■ **Written exercise**: Quote every line as written. Omit pictures.

— start —

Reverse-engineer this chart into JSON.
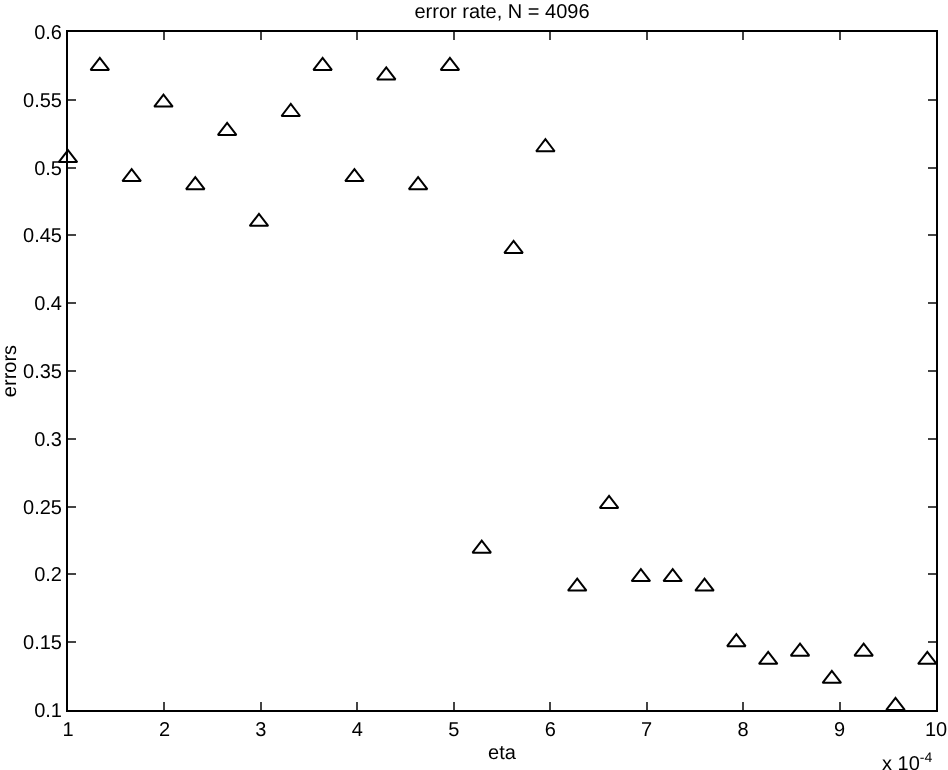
{
  "chart_data": {
    "type": "scatter",
    "title": "error rate, N = 4096",
    "xlabel": "eta",
    "ylabel": "errors",
    "annotations": [
      "x 10$^{-4}$"
    ],
    "x": [
      1,
      1.33,
      1.66,
      1.99,
      2.32,
      2.65,
      2.98,
      3.31,
      3.64,
      3.97,
      4.3,
      4.63,
      4.96,
      5.29,
      5.62,
      5.95,
      6.28,
      6.61,
      6.94,
      7.27,
      7.6,
      7.93,
      8.26,
      8.59,
      8.92,
      9.25,
      9.58,
      9.91
    ],
    "series": [
      {
        "color": "#000000",
        "values": [
          0.507,
          0.575,
          0.493,
          0.548,
          0.487,
          0.527,
          0.46,
          0.541,
          0.575,
          0.493,
          0.568,
          0.487,
          0.575,
          0.219,
          0.44,
          0.515,
          0.191,
          0.252,
          0.198,
          0.198,
          0.191,
          0.15,
          0.137,
          0.143,
          0.123,
          0.143,
          0.103,
          0.137
        ]
      }
    ],
    "marker": "triangle",
    "grid": false,
    "legend": false,
    "xlim": [
      1,
      10
    ],
    "xticks": [
      1,
      2,
      3,
      4,
      5,
      6,
      7,
      8,
      9,
      10
    ],
    "ylim": [
      0.1,
      0.6
    ],
    "yticks": [
      0.1,
      0.15,
      0.2,
      0.25,
      0.3,
      0.35,
      0.4,
      0.45,
      0.5,
      0.55,
      0.6
    ]
  }
}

— end —

■ **Answer for this exercise**:
Reverse-engineer this chart into JSON.
{
  "chart_data": {
    "type": "scatter",
    "title": "error rate, N = 4096",
    "xlabel": "eta",
    "ylabel": "errors",
    "annotations": [
      "x 10$^{-4}$"
    ],
    "x": [
      1,
      1.33,
      1.66,
      1.99,
      2.32,
      2.65,
      2.98,
      3.31,
      3.64,
      3.97,
      4.3,
      4.63,
      4.96,
      5.29,
      5.62,
      5.95,
      6.28,
      6.61,
      6.94,
      7.27,
      7.6,
      7.93,
      8.26,
      8.59,
      8.92,
      9.25,
      9.58,
      9.91
    ],
    "series": [
      {
        "color": "#000000",
        "values": [
          0.507,
          0.575,
          0.493,
          0.548,
          0.487,
          0.527,
          0.46,
          0.541,
          0.575,
          0.493,
          0.568,
          0.487,
          0.575,
          0.219,
          0.44,
          0.515,
          0.191,
          0.252,
          0.198,
          0.198,
          0.191,
          0.15,
          0.137,
          0.143,
          0.123,
          0.143,
          0.103,
          0.137
        ]
      }
    ],
    "marker": "triangle",
    "grid": false,
    "legend": false,
    "xlim": [
      1,
      10
    ],
    "xticks": [
      1,
      2,
      3,
      4,
      5,
      6,
      7,
      8,
      9,
      10
    ],
    "ylim": [
      0.1,
      0.6
    ],
    "yticks": [
      0.1,
      0.15,
      0.2,
      0.25,
      0.3,
      0.35,
      0.4,
      0.45,
      0.5,
      0.55,
      0.6
    ]
  }
}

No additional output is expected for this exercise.